## To be done
- A) From the hand reconstruction excerpt below, list each part that every regressor layer of the cascaded upsampling mesh decoder contains.
- B) Please answer these questions using the hand reconstruction excerpt below, one answer per line:
(i) What frame rate does Stage II reach?
(ii) To what size is the feature map upsampled in the token generator?
(iii) What values are given for \(w_{rec}\) and \(\beta\)?
##### Excerpted passage
Sharing the codebook across all tokens ensures stable and efficient training. The codebook space is sufficient to express diverse hand shapes and poses, transforming "reconstruction" into "selecting combinations from a finite discrete set." This naturally introduces strong priors that prevent deformed meshes.

2. Reconstruction as Classification: Replacing Coordinate Regression with Token Classification

Since the hand is represented by \(M\) codebook indices, Stage II predicts these instead of continuous coordinates. Given an image \(I\), the backbone extracts features \(X_b\), the token generator produces token features \(X_m\), and the classification head directly predicts the class of each token among the \(K\) codebook entries. The output logits \(\hat L \in \mathbb{R}^{M\times K}\) are passed to the frozen Stage I decoder to restore the mesh.

This is effective because the discrete classification output space is more regular and smaller than the continuous regression space, making it easier for the classifier to learn. Reusing the pre-trained Stage I decoder keeps Stage II extremely lightweight, enabling 65 FPS and only 3.0M parameters. Training is supervised using cross-entropy \(\ell_{cls}=\text{CE}(\hat L, L)\), where GT labels \(L\) are obtained from the pre-trained encoder.

3. Cascaded Upsampling Decoder & Anti-Codebook Collapse

To recover 778 vertices from only \(M\) tokens, a cascaded upsampling mesh decoder is implemented. It consists of 4 regressor layers in series, each containing a dimensionality reduction layer, a MetaFormer block (with multi-head self-attention), and an upsampling layer. The token count doubles progressively: \([48,97,194,389]\to[97,194,389,778]\), while feature dimensions narrow: \([256,128,64,32]\). Stage I uses a combination of reconstruction L1 and commitment losses:

\[\ell=w_{rec}L_1(\hat H,H)+\beta\sum_{i=1}^{M}\lVert t_i-\text{sg}[c_{q(t_i)}]\rVert_2^2,\quad w_{rec}=10,\ \beta=5,\]

where \(\text{sg}\) denotes the stop-gradient. To mitigate codebook collapse, EMA updates and a Code Reset mechanism are used to ensure codebook utilization and training stability.

4. Keypoint-guided Token Generator & Soft Inference

The token generator extracts spatially aligned features from the backbone. Using keypoint-guidance, the backbone first predicts 2D joint positions. The feature map is 4× upsampled (to \(28\times28\)), and spatial locations corresponding to predicted 2D joints are sampled to obtain token features \(X_m\).
##########
##### Stored rows
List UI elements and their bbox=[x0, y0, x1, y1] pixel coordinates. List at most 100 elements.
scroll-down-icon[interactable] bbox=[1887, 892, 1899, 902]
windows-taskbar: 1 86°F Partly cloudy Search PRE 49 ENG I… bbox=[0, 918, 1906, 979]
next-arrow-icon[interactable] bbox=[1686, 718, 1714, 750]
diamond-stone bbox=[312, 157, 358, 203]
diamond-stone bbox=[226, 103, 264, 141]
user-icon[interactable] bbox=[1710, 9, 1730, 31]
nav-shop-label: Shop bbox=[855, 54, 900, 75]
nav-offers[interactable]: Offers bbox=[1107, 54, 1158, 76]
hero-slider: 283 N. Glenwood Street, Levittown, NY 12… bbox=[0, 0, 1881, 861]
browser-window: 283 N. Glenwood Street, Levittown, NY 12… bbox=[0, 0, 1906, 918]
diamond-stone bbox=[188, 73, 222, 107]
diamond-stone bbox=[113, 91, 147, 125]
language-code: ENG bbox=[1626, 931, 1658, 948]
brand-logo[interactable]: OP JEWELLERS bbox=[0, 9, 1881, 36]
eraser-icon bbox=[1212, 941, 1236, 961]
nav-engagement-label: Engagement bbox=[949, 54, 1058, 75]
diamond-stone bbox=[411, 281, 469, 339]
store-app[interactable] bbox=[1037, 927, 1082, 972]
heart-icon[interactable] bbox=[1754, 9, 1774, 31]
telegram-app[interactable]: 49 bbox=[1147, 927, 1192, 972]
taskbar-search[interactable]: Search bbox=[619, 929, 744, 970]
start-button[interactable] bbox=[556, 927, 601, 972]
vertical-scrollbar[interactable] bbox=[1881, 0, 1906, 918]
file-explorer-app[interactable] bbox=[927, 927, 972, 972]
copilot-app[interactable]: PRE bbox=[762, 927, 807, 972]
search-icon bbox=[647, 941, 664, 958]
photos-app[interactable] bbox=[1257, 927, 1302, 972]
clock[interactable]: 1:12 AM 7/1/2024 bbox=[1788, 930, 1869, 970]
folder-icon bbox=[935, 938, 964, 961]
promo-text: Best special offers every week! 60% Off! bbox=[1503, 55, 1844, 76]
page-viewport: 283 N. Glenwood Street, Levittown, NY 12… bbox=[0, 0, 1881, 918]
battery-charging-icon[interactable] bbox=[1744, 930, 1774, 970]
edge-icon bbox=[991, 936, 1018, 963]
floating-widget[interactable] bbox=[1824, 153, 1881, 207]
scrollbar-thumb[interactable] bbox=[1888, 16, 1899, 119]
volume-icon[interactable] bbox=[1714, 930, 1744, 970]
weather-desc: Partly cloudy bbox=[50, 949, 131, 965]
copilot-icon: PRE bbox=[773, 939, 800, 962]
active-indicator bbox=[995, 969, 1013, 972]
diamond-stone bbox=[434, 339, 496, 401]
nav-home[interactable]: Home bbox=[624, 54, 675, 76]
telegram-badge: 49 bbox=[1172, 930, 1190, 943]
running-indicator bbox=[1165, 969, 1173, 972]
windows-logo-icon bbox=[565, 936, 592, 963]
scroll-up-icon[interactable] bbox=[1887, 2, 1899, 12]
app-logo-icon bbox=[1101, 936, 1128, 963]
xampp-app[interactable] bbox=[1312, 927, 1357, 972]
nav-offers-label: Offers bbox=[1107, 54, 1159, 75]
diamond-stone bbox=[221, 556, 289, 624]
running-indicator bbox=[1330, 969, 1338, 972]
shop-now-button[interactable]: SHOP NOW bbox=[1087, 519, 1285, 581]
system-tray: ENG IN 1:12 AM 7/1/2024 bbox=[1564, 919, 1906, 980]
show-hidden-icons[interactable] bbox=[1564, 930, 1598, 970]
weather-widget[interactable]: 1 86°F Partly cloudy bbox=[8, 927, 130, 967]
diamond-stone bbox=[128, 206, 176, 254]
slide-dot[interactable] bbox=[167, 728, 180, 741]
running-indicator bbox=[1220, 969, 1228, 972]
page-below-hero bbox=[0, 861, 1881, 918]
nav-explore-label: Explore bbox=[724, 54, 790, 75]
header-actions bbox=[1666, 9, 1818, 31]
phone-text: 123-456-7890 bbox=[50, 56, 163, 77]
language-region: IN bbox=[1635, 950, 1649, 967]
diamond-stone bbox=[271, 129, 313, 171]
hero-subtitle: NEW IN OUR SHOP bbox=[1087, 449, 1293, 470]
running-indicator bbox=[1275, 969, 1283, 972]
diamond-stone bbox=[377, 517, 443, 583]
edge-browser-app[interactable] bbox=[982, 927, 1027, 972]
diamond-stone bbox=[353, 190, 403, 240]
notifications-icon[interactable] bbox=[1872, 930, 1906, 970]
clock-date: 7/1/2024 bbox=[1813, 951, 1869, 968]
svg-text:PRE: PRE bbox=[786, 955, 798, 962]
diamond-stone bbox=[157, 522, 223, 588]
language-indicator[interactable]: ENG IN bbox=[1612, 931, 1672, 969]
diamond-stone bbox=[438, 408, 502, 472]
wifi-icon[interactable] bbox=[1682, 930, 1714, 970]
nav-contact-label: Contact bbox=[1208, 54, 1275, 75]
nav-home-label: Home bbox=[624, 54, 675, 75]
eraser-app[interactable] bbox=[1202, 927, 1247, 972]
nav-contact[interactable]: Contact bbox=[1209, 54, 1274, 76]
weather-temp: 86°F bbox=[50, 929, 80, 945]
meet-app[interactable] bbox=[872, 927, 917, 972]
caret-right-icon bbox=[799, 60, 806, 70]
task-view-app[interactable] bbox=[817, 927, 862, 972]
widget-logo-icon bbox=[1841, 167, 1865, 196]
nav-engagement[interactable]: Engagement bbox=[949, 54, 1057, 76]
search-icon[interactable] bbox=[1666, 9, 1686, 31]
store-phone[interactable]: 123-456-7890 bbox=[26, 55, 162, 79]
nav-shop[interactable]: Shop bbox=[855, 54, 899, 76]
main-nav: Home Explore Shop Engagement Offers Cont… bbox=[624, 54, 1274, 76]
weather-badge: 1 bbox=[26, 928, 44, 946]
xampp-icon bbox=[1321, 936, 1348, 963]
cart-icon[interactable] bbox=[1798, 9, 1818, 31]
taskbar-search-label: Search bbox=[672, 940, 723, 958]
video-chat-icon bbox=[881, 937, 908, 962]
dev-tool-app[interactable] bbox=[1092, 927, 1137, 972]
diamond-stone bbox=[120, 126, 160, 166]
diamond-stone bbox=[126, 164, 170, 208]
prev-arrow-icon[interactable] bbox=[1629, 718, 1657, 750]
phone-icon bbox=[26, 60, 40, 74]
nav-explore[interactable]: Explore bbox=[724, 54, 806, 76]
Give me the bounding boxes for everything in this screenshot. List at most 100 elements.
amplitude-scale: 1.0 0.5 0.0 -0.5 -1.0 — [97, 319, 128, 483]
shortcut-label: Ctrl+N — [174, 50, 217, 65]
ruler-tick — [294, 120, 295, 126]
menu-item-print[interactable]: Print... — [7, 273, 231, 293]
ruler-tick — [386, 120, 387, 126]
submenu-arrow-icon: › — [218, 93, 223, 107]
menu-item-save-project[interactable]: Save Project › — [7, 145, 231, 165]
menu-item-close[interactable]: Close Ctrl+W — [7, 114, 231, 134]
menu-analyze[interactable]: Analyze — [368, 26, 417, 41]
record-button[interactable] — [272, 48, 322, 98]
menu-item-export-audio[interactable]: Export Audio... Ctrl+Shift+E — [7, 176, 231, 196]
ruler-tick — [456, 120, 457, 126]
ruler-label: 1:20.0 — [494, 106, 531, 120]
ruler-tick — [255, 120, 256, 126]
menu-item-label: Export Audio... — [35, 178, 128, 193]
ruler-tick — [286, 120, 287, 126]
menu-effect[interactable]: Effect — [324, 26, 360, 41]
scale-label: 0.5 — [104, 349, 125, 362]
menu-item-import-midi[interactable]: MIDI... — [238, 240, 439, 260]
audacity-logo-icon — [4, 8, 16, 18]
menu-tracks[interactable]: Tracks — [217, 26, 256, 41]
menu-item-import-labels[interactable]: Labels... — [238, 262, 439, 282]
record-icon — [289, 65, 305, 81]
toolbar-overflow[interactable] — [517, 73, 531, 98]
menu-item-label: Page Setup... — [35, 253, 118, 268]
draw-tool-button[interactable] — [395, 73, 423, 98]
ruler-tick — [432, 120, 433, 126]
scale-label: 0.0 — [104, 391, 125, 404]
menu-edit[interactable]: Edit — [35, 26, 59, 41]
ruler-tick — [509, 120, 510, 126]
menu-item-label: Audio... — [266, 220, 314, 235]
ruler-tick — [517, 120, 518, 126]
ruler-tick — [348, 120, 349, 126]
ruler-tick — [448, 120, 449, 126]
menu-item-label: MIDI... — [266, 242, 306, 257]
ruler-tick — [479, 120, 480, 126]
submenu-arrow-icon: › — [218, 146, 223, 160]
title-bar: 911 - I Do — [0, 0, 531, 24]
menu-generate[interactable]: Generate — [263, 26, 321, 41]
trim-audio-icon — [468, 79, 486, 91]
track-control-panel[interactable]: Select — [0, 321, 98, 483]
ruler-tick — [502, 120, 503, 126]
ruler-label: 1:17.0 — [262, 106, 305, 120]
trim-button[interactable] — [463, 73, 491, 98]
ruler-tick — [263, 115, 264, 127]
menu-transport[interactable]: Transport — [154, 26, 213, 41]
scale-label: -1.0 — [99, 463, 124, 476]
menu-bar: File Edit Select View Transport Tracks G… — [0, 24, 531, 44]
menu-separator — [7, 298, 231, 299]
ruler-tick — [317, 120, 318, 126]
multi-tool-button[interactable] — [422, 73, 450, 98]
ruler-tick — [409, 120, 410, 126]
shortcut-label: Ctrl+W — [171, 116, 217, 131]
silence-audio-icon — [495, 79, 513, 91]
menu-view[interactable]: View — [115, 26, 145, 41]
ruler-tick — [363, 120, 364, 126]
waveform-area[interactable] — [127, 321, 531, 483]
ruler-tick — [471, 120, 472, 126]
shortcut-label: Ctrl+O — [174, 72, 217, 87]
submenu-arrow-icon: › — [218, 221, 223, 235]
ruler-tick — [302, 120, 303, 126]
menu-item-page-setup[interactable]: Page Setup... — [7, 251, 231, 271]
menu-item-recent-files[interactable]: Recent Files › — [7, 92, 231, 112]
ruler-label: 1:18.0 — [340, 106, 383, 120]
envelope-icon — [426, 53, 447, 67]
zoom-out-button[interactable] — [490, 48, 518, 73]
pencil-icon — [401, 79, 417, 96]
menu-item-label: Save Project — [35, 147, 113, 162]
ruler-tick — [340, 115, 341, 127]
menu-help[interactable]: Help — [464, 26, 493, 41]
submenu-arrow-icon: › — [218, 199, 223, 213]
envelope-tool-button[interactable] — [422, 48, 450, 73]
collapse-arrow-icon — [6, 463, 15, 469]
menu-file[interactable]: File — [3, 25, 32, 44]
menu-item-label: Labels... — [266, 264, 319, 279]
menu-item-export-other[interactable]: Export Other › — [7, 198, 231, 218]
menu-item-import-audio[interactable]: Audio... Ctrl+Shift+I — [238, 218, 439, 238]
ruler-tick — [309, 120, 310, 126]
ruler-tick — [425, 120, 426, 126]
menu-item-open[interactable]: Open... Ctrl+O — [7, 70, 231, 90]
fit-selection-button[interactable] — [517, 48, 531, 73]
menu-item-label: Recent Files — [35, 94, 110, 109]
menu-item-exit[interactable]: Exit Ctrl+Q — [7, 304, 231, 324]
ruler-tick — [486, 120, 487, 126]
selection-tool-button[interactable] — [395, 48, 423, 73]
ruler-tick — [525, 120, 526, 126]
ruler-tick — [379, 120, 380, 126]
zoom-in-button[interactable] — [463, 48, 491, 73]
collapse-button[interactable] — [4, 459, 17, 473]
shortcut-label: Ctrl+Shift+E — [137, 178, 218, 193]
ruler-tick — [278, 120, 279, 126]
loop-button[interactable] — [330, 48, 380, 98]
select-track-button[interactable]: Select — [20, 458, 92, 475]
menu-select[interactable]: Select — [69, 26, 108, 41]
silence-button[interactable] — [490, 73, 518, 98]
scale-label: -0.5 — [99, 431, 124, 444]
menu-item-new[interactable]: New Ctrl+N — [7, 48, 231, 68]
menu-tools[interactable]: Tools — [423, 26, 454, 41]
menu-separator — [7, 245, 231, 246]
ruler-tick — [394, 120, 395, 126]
##########
## Answers to each task
- A)
- a dimensionality reduction layer
- a MetaFormer block (with multi-head self-attention)
- an upsampling layer

- B)
(i) 65 FPS
(ii) \(28\times28\), a 4× upsampling
(iii) \(w_{rec}=10\) and \(\beta=5\)